__Extrait du document__
Est-ce qu’une sortie du Royaume-Uni à l’avenir peut renforcer l’intégration européenne ? © Rareclass / Flickr / CC BY-NC-ND 2.0-Lizenz

Est-ce qu’un Brexit serait une catastrophe pour l’Union européenne ? Ou peut-être, à l’inverse, une chance pour relancer l’intégration politique du continent ? Un débat entre nos rédacteurs Paul Helm et Vincent Venus.

Bremain ! Pourquoi la Grande Bretagne doit rester un Etat membre de l’Union européenne

De Paul Helm

En 1946, lorsque Winston Churchill s’exprima sur la nécessité d’une Europe unie politiquement, la vision d’une autre Europe pacifiée s’éclaira à travers les mots d’un homme qui avait gouverné son pays pendant les sombres années de la Seconde Guerre mondiale. En même temps ce discours préfigurait déjà à l’époque, la relation ambivalente entre la Grande Bretagne et l’Europe. Selon Churchill, son pays devait être un ami et un soutien de la nouvelle Europe. Il se suffisait pourtant à lui-même avec le Commonwealth.

__Consigne A__
Selon l'extrait sur le Brexit, en quelle année Winston Churchill s'exprima-t-il sur la nécessité d'une Europe unie politiquement ?
__Consigne B__
Recopiez fidèlement, s'il vous plaît, le passage de l'extrait sur le Brexit qui commence par "Est-ce qu’un Brexit" et va jusqu'à "avec le Commonwealth.".

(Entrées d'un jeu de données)

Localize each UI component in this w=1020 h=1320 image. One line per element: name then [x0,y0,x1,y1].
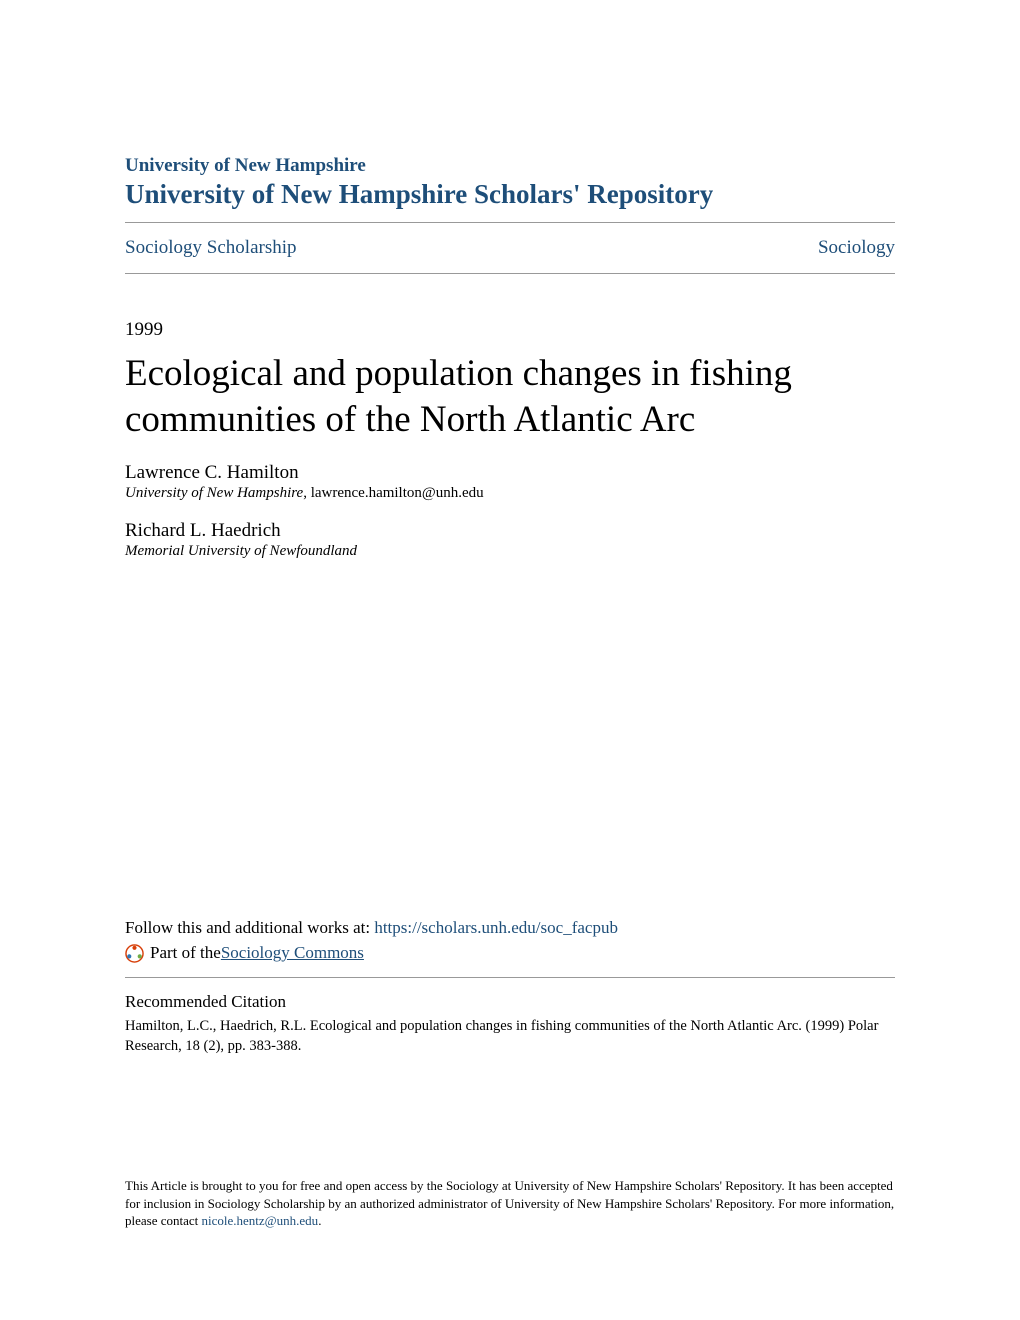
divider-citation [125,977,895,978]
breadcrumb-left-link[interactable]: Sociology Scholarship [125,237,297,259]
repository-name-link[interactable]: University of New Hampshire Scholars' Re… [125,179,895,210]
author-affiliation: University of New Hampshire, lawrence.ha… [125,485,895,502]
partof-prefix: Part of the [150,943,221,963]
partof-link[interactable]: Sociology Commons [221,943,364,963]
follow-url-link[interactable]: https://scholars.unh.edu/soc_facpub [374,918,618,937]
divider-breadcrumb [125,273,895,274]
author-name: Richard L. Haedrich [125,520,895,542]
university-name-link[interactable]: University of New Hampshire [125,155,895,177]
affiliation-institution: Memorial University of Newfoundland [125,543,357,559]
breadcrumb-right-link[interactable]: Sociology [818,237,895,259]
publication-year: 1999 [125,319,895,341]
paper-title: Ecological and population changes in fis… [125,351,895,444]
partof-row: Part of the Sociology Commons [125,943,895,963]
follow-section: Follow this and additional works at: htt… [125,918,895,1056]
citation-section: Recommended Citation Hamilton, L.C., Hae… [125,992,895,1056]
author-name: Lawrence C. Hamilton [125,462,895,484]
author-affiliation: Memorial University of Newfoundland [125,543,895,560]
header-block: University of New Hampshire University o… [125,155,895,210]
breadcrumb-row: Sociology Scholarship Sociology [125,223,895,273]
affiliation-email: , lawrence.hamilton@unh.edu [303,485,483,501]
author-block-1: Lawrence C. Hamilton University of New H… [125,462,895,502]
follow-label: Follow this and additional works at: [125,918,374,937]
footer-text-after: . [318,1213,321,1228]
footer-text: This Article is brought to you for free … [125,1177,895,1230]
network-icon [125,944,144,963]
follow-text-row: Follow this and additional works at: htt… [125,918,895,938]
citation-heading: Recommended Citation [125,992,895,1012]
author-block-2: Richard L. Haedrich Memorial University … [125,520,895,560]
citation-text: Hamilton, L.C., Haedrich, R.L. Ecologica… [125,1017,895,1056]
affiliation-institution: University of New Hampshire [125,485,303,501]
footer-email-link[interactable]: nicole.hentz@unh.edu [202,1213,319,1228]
...
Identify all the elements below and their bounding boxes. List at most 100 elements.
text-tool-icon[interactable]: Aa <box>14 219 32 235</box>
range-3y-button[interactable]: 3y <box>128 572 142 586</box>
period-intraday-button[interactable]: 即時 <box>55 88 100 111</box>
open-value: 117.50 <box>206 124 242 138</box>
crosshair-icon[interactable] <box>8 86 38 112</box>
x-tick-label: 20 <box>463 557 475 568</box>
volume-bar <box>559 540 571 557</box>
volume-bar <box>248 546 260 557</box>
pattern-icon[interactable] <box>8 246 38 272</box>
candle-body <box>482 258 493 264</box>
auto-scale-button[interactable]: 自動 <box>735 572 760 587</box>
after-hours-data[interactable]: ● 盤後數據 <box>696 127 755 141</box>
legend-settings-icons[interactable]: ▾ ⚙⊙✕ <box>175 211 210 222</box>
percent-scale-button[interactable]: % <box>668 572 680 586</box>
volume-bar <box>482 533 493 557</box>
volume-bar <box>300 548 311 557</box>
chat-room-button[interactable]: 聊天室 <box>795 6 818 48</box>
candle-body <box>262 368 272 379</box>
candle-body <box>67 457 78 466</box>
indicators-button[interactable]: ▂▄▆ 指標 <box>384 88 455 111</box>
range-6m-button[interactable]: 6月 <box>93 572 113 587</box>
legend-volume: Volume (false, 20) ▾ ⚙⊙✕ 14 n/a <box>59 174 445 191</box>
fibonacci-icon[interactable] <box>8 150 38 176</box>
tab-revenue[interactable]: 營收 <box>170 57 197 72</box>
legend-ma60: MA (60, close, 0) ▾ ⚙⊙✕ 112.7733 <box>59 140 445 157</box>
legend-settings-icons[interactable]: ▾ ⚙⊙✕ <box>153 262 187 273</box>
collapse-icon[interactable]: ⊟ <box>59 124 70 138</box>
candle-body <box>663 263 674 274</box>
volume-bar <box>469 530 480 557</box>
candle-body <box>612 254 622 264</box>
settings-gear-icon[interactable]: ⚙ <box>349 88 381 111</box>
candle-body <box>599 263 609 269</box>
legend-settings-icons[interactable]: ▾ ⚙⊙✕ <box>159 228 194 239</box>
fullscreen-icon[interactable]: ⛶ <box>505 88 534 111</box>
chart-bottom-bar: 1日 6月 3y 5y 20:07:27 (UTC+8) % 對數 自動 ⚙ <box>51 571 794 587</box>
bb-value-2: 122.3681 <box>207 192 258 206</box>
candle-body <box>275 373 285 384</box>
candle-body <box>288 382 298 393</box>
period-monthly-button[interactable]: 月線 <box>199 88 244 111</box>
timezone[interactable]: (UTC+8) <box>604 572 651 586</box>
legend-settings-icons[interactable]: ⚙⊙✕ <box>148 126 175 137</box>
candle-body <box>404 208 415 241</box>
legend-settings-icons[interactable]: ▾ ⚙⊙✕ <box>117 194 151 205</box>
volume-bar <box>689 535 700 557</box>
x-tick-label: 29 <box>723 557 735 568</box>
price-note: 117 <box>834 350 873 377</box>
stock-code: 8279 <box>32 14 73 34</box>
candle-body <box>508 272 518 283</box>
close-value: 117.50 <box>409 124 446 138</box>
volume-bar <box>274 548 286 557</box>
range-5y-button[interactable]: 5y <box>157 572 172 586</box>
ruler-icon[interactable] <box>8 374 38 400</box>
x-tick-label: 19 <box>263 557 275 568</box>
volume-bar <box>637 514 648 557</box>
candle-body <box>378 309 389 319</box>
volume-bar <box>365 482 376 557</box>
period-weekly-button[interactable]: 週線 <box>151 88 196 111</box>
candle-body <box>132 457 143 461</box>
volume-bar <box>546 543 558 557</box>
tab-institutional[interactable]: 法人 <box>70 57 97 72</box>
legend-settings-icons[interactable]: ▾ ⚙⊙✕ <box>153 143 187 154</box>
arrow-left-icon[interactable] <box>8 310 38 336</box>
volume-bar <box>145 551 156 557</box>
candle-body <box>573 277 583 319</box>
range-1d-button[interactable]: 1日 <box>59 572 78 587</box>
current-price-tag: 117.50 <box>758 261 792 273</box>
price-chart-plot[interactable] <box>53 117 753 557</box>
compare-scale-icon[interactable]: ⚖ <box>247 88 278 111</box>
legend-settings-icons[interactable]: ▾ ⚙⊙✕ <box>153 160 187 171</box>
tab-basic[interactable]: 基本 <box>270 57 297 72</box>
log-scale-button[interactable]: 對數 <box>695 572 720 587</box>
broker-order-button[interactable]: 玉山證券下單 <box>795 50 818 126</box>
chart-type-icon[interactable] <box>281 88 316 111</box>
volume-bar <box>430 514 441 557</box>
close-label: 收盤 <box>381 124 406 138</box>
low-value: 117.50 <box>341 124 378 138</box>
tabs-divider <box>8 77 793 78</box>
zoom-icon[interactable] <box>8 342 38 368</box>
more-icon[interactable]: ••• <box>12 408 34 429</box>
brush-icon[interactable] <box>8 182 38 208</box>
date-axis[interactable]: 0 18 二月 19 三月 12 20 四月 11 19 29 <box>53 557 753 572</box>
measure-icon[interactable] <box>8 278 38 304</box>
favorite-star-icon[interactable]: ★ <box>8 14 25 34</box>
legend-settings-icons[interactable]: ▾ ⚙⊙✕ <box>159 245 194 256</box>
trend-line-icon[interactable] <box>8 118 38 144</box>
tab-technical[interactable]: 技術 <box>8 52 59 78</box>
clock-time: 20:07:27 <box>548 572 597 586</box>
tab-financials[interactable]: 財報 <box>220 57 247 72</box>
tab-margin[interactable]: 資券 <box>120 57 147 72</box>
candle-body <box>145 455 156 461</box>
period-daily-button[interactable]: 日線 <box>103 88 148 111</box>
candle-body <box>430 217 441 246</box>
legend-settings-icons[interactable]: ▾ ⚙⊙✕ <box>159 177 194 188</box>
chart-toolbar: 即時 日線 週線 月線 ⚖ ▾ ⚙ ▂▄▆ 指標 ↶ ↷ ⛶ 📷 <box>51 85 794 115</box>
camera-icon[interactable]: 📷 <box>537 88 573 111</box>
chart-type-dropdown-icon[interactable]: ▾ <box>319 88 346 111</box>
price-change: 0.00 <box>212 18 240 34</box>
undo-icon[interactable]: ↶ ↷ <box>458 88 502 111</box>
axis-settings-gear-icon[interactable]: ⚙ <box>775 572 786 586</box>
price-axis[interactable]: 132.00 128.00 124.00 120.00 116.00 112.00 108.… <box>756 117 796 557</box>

__Réponse A__
En 1946.

__Réponse B__
Est-ce qu’un Brexit serait une catastrophe pour l’Union européenne ? Ou peut-être, à l’inverse, une chance pour relancer l’intégration politique du continent ? Un débat entre nos rédacteurs Paul Helm et Vincent Venus.

Bremain ! Pourquoi la Grande Bretagne doit rester un Etat membre de l’Union européenne

De Paul Helm

En 1946, lorsque Winston Churchill s’exprima sur la nécessité d’une Europe unie politiquement, la vision d’une autre Europe pacifiée s’éclaira à travers les mots d’un homme qui avait gouverné son pays pendant les sombres années de la Seconde Guerre mondiale. En même temps ce discours préfigurait déjà à l’époque, la relation ambivalente entre la Grande Bretagne et l’Europe. Selon Churchill, son pays devait être un ami et un soutien de la nouvelle Europe. Il se suffisait pourtant à lui-même avec le Commonwealth.